### Work required
Reproduce every line of the records below verbatim, omitting the pictures.

### Data shown
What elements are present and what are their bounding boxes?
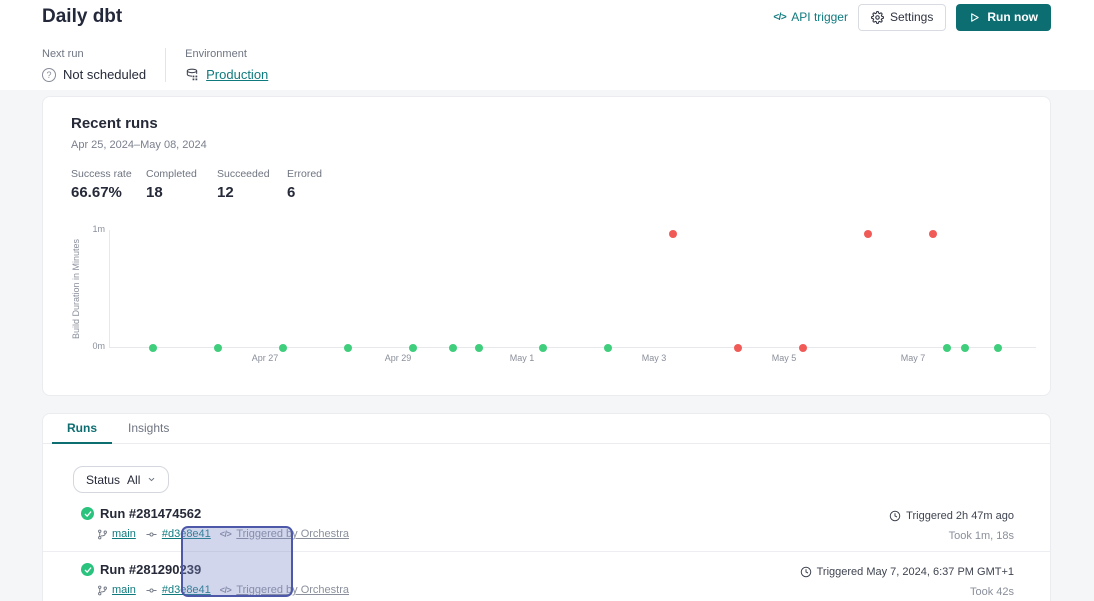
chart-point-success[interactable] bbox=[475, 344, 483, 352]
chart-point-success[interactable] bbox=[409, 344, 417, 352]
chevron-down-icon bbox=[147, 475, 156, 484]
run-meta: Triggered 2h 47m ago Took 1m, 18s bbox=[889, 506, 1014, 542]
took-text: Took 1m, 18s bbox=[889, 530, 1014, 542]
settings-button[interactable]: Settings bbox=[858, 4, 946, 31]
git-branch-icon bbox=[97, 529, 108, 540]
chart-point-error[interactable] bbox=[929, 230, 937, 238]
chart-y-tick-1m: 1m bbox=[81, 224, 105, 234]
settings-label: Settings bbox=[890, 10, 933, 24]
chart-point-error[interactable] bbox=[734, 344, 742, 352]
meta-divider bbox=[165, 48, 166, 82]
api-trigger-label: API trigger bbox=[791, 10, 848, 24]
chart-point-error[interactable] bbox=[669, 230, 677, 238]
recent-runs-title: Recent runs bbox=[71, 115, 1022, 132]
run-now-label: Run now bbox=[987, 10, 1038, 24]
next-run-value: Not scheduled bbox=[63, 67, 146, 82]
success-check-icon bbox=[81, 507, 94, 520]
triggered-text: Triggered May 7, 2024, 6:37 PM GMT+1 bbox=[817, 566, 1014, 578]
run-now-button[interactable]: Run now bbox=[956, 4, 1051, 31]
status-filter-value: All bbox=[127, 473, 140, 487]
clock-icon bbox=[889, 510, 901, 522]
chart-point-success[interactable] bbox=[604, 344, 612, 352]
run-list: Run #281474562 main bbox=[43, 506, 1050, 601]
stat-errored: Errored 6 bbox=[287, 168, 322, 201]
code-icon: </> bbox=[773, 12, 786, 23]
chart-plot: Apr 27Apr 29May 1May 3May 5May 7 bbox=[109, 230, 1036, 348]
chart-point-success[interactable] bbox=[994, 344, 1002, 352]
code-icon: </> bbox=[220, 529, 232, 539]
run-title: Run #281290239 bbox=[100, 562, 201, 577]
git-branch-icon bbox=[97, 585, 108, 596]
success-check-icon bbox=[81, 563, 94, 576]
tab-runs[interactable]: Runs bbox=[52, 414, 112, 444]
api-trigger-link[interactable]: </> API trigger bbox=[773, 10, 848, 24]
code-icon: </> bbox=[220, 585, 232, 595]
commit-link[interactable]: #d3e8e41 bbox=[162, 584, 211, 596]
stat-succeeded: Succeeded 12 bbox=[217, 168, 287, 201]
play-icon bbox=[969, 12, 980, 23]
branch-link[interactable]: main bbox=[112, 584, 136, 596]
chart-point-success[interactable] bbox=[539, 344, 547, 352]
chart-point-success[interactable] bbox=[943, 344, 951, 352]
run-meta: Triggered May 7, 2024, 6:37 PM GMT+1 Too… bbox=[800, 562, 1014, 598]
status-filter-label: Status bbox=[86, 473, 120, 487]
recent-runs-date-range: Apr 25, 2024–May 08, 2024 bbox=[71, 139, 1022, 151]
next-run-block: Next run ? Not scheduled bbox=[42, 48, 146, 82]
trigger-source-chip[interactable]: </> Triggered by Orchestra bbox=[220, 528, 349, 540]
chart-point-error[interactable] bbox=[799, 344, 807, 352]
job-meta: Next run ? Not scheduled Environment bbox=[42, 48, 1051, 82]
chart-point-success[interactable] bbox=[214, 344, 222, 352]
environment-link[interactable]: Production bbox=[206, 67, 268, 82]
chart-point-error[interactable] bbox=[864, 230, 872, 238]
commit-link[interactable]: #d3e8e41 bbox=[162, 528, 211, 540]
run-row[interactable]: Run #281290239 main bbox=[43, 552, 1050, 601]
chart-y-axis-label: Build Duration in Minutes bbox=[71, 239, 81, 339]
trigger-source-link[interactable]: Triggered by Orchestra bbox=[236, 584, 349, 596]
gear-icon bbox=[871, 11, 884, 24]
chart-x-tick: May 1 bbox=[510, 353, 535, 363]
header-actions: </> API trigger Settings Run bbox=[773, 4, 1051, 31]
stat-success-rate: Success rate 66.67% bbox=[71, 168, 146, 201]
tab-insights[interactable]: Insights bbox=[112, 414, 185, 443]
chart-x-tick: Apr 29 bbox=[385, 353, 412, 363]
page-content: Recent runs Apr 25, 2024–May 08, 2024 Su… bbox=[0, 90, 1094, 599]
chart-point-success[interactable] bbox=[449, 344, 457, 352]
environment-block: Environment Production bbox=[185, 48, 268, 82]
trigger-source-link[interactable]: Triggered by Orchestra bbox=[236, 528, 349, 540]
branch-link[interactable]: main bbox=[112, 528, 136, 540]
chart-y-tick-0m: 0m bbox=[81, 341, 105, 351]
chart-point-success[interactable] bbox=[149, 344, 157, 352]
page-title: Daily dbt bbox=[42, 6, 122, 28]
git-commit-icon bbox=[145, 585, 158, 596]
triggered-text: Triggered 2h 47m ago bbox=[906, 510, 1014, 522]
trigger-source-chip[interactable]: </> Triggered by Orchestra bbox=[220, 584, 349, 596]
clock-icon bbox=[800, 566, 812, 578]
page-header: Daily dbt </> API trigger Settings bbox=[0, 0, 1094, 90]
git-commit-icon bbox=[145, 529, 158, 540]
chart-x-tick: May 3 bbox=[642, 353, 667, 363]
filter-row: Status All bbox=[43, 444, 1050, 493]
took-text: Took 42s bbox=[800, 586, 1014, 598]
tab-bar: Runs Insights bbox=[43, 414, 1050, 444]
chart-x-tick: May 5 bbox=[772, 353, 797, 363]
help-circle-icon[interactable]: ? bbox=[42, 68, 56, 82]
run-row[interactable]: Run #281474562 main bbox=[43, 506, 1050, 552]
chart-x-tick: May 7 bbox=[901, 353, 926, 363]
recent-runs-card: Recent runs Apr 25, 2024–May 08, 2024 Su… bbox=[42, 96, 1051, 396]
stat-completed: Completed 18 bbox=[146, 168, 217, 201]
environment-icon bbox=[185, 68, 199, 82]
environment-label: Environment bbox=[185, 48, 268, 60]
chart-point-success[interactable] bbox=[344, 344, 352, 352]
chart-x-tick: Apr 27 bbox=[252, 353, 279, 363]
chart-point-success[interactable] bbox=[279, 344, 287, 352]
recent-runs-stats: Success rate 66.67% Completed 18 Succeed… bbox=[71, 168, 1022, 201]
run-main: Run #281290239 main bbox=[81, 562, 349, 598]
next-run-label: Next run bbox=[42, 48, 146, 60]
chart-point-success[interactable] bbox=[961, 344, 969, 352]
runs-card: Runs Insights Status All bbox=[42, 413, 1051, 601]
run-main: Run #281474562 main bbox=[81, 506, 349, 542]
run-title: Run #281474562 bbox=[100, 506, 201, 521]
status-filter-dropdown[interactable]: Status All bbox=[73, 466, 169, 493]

### The solution
What elements are present and what are their bounding boxes?
chart-point-success[interactable] bbox=[475, 344, 483, 352]
chart-point-success[interactable] bbox=[409, 344, 417, 352]
chevron-down-icon bbox=[147, 475, 156, 484]
run-meta: Triggered 2h 47m ago Took 1m, 18s bbox=[889, 506, 1014, 542]
took-text: Took 1m, 18s bbox=[889, 530, 1014, 542]
settings-button[interactable]: Settings bbox=[858, 4, 946, 31]
git-branch-icon bbox=[97, 529, 108, 540]
chart-point-error[interactable] bbox=[929, 230, 937, 238]
chart-y-tick-1m: 1m bbox=[81, 224, 105, 234]
settings-label: Settings bbox=[890, 10, 933, 24]
chart-point-error[interactable] bbox=[734, 344, 742, 352]
meta-divider bbox=[165, 48, 166, 82]
api-trigger-label: API trigger bbox=[791, 10, 848, 24]
chart-point-error[interactable] bbox=[669, 230, 677, 238]
recent-runs-title: Recent runs bbox=[71, 115, 1022, 132]
run-now-label: Run now bbox=[987, 10, 1038, 24]
next-run-value: Not scheduled bbox=[63, 67, 146, 82]
success-check-icon bbox=[81, 507, 94, 520]
triggered-text: Triggered May 7, 2024, 6:37 PM GMT+1 bbox=[817, 566, 1014, 578]
run-now-button[interactable]: Run now bbox=[956, 4, 1051, 31]
status-filter-value: All bbox=[127, 473, 140, 487]
clock-icon bbox=[889, 510, 901, 522]
chart-point-success[interactable] bbox=[604, 344, 612, 352]
run-list: Run #281474562 main bbox=[43, 506, 1050, 601]
stat-errored: Errored 6 bbox=[287, 168, 322, 201]
code-icon: </> bbox=[773, 12, 786, 23]
chart-plot: Apr 27Apr 29May 1May 3May 5May 7 bbox=[109, 230, 1036, 348]
chart-point-success[interactable] bbox=[994, 344, 1002, 352]
code-icon: </> bbox=[220, 529, 232, 539]
run-title: Run #281290239 bbox=[100, 562, 201, 577]
git-branch-icon bbox=[97, 585, 108, 596]
success-check-icon bbox=[81, 563, 94, 576]
tab-runs[interactable]: Runs bbox=[52, 414, 112, 444]
api-trigger-link[interactable]: </> API trigger bbox=[773, 10, 848, 24]
code-icon: </> bbox=[220, 585, 232, 595]
commit-link[interactable]: #d3e8e41 bbox=[162, 584, 211, 596]
stat-succeeded: Succeeded 12 bbox=[217, 168, 287, 201]
play-icon bbox=[969, 12, 980, 23]
branch-link[interactable]: main bbox=[112, 584, 136, 596]
chart-point-success[interactable] bbox=[539, 344, 547, 352]
chart-point-success[interactable] bbox=[943, 344, 951, 352]
run-meta: Triggered May 7, 2024, 6:37 PM GMT+1 Too… bbox=[800, 562, 1014, 598]
status-filter-label: Status bbox=[86, 473, 120, 487]
recent-runs-date-range: Apr 25, 2024–May 08, 2024 bbox=[71, 139, 1022, 151]
next-run-block: Next run ? Not scheduled bbox=[42, 48, 146, 82]
trigger-source-chip[interactable]: </> Triggered by Orchestra bbox=[220, 528, 349, 540]
chart-point-error[interactable] bbox=[799, 344, 807, 352]
job-meta: Next run ? Not scheduled Environment bbox=[42, 48, 1051, 82]
chart-point-success[interactable] bbox=[214, 344, 222, 352]
environment-link[interactable]: Production bbox=[206, 67, 268, 82]
chart-point-error[interactable] bbox=[864, 230, 872, 238]
commit-link[interactable]: #d3e8e41 bbox=[162, 528, 211, 540]
run-row[interactable]: Run #281290239 main bbox=[43, 552, 1050, 601]
chart-y-axis-label: Build Duration in Minutes bbox=[71, 239, 81, 339]
trigger-source-link[interactable]: Triggered by Orchestra bbox=[236, 584, 349, 596]
gear-icon bbox=[871, 11, 884, 24]
chart-x-tick: May 1 bbox=[510, 353, 535, 363]
header-actions: </> API trigger Settings Run bbox=[773, 4, 1051, 31]
stat-success-rate: Success rate 66.67% bbox=[71, 168, 146, 201]
tab-insights[interactable]: Insights bbox=[112, 414, 185, 443]
chart-x-tick: Apr 29 bbox=[385, 353, 412, 363]
page-content: Recent runs Apr 25, 2024–May 08, 2024 Su… bbox=[0, 90, 1094, 599]
chart-point-success[interactable] bbox=[449, 344, 457, 352]
environment-block: Environment Production bbox=[185, 48, 268, 82]
trigger-source-link[interactable]: Triggered by Orchestra bbox=[236, 528, 349, 540]
branch-link[interactable]: main bbox=[112, 528, 136, 540]
chart-y-tick-0m: 0m bbox=[81, 341, 105, 351]
chart-point-success[interactable] bbox=[149, 344, 157, 352]
page-title: Daily dbt bbox=[42, 6, 122, 28]
git-commit-icon bbox=[145, 585, 158, 596]
triggered-text: Triggered 2h 47m ago bbox=[906, 510, 1014, 522]
trigger-source-chip[interactable]: </> Triggered by Orchestra bbox=[220, 584, 349, 596]
clock-icon bbox=[800, 566, 812, 578]
page-header: Daily dbt </> API trigger Settings bbox=[0, 0, 1094, 90]
git-commit-icon bbox=[145, 529, 158, 540]
chart-x-tick: May 3 bbox=[642, 353, 667, 363]
filter-row: Status All bbox=[43, 444, 1050, 493]
took-text: Took 42s bbox=[800, 586, 1014, 598]
tab-bar: Runs Insights bbox=[43, 414, 1050, 444]
chart-x-tick: May 5 bbox=[772, 353, 797, 363]
help-circle-icon[interactable]: ? bbox=[42, 68, 56, 82]
run-row[interactable]: Run #281474562 main bbox=[43, 506, 1050, 552]
chart-x-tick: May 7 bbox=[901, 353, 926, 363]
recent-runs-card: Recent runs Apr 25, 2024–May 08, 2024 Su… bbox=[42, 96, 1051, 396]
stat-completed: Completed 18 bbox=[146, 168, 217, 201]
environment-icon bbox=[185, 68, 199, 82]
environment-label: Environment bbox=[185, 48, 268, 60]
chart-point-success[interactable] bbox=[344, 344, 352, 352]
chart-x-tick: Apr 27 bbox=[252, 353, 279, 363]
chart-point-success[interactable] bbox=[279, 344, 287, 352]
recent-runs-stats: Success rate 66.67% Completed 18 Succeed… bbox=[71, 168, 1022, 201]
run-main: Run #281290239 main bbox=[81, 562, 349, 598]
next-run-label: Next run bbox=[42, 48, 146, 60]
chart-point-success[interactable] bbox=[961, 344, 969, 352]
runs-card: Runs Insights Status All bbox=[42, 413, 1051, 601]
run-main: Run #281474562 main bbox=[81, 506, 349, 542]
run-title: Run #281474562 bbox=[100, 506, 201, 521]
status-filter-dropdown[interactable]: Status All bbox=[73, 466, 169, 493]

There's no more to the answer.